Stored data entries.
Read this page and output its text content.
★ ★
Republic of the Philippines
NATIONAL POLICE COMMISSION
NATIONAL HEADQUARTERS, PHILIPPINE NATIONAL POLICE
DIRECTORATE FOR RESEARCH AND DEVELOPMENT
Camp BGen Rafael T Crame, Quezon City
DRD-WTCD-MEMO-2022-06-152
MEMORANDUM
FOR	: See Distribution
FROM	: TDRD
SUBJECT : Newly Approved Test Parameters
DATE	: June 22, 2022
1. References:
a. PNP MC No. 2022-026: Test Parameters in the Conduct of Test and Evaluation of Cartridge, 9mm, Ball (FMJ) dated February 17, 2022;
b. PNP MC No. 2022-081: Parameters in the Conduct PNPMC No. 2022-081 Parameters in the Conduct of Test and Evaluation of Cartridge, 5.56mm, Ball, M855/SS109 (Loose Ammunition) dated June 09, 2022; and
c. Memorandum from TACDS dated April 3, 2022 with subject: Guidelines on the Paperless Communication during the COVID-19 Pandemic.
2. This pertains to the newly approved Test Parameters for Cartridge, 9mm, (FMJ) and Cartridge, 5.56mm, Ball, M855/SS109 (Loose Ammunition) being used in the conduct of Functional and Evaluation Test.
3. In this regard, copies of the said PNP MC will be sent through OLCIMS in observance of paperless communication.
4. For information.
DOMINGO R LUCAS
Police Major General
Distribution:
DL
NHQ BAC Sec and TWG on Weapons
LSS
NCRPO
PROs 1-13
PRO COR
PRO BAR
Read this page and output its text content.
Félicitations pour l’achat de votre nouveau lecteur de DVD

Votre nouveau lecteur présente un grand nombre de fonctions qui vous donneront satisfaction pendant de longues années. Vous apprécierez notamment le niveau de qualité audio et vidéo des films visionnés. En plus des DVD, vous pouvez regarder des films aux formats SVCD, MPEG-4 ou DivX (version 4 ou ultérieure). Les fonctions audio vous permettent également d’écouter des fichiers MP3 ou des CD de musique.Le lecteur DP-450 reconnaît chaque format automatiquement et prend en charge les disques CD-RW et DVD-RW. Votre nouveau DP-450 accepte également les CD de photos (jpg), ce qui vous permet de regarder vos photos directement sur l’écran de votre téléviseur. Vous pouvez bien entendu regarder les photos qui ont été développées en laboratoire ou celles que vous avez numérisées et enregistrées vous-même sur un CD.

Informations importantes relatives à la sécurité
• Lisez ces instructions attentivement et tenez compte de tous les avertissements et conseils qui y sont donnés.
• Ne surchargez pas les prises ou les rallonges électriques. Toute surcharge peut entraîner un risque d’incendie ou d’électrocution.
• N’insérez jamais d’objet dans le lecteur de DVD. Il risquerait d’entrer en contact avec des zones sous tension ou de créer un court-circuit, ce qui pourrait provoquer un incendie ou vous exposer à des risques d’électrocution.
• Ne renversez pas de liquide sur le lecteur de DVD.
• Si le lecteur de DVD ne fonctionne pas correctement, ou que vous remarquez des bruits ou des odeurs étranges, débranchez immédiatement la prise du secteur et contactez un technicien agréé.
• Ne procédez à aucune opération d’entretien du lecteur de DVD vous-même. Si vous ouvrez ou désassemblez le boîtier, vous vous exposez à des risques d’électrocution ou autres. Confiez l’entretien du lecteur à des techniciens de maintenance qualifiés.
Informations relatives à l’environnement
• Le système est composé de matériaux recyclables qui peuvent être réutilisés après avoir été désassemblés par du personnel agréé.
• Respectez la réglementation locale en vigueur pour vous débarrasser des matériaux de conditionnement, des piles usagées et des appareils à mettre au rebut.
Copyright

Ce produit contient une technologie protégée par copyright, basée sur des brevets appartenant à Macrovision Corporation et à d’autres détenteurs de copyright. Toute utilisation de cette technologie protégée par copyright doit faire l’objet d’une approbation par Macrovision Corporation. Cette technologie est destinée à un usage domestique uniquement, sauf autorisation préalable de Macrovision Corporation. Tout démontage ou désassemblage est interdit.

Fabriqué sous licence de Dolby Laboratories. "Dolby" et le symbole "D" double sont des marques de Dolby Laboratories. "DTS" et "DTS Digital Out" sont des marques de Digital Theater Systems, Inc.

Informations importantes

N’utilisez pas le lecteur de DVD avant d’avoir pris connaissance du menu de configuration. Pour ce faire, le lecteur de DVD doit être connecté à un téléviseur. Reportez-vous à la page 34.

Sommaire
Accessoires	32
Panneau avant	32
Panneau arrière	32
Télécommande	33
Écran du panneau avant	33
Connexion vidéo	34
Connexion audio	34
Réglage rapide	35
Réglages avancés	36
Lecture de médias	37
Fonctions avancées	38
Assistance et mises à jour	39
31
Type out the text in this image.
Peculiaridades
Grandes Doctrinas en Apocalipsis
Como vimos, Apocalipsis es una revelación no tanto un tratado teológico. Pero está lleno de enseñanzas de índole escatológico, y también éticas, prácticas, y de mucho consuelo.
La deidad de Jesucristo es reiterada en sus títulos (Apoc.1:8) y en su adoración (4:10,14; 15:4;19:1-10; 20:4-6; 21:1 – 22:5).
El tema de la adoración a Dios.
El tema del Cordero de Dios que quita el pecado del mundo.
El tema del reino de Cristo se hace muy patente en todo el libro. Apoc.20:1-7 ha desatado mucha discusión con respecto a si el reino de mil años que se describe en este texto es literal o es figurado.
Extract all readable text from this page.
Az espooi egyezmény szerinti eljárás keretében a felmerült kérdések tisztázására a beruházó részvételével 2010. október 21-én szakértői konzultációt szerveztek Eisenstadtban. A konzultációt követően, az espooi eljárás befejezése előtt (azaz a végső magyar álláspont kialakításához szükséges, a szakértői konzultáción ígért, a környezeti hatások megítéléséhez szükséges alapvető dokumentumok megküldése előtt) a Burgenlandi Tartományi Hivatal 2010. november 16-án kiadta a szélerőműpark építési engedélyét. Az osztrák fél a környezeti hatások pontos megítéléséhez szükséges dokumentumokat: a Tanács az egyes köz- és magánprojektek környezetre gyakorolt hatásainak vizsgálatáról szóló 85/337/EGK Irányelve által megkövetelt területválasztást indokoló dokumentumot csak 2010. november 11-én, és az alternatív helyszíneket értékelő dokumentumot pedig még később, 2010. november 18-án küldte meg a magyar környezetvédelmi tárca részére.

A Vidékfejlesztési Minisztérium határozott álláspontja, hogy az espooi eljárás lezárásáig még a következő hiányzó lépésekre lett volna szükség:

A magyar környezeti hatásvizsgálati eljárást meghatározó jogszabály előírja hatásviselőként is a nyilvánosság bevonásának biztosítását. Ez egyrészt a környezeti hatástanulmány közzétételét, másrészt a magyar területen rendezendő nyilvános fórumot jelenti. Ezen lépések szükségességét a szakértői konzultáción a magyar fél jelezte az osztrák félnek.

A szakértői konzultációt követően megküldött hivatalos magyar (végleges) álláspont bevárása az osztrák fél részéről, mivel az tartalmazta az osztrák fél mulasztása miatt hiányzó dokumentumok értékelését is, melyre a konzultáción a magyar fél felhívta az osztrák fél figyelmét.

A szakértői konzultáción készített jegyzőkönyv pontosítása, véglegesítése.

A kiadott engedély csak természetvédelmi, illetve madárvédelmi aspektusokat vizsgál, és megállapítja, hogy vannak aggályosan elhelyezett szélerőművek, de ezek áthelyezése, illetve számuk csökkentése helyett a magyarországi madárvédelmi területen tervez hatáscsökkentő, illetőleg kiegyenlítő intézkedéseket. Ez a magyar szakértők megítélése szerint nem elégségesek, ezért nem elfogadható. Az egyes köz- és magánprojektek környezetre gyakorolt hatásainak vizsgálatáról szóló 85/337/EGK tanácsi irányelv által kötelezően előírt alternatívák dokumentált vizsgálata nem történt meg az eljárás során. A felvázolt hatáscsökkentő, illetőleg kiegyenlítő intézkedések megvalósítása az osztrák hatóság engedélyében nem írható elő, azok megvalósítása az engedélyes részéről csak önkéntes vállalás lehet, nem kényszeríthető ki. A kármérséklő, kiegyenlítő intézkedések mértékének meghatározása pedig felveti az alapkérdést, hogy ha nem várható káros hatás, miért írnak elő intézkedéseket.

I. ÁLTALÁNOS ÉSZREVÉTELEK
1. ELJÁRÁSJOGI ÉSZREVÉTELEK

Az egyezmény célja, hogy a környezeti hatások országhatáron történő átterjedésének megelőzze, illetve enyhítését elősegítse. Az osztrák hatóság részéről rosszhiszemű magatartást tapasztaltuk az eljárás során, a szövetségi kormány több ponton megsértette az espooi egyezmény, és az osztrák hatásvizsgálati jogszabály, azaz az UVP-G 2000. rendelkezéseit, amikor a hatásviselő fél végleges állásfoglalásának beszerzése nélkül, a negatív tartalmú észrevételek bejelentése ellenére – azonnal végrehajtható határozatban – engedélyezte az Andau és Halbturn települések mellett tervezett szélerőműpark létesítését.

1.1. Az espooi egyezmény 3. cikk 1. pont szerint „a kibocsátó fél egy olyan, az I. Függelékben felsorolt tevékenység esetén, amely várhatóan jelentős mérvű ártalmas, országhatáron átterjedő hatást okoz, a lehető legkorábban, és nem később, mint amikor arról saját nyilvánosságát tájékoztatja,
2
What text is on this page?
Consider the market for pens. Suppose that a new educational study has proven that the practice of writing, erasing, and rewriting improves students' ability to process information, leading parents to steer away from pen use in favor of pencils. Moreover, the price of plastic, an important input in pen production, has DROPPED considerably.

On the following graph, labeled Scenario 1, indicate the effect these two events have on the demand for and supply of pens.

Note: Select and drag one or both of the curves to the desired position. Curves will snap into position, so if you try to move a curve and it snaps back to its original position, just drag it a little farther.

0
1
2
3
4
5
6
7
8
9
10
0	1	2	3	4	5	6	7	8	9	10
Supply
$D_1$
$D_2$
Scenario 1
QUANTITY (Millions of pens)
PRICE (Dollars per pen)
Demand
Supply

Exercise objective. Where a line contains the string "pens", extract that line.

Complete response.
Consider the market for pens. Suppose that a new educational study has proven that the practice of writing, erasing, and rewriting improves students' ability to process information, leading parents to steer away from pen use in favor of pencils. Moreover, the price of plastic, an important input in pen production, has DROPPED considerably.
On the following graph, labeled Scenario 1, indicate the effect these two events have on the demand for and supply of pens.
QUANTITY (Millions of pens)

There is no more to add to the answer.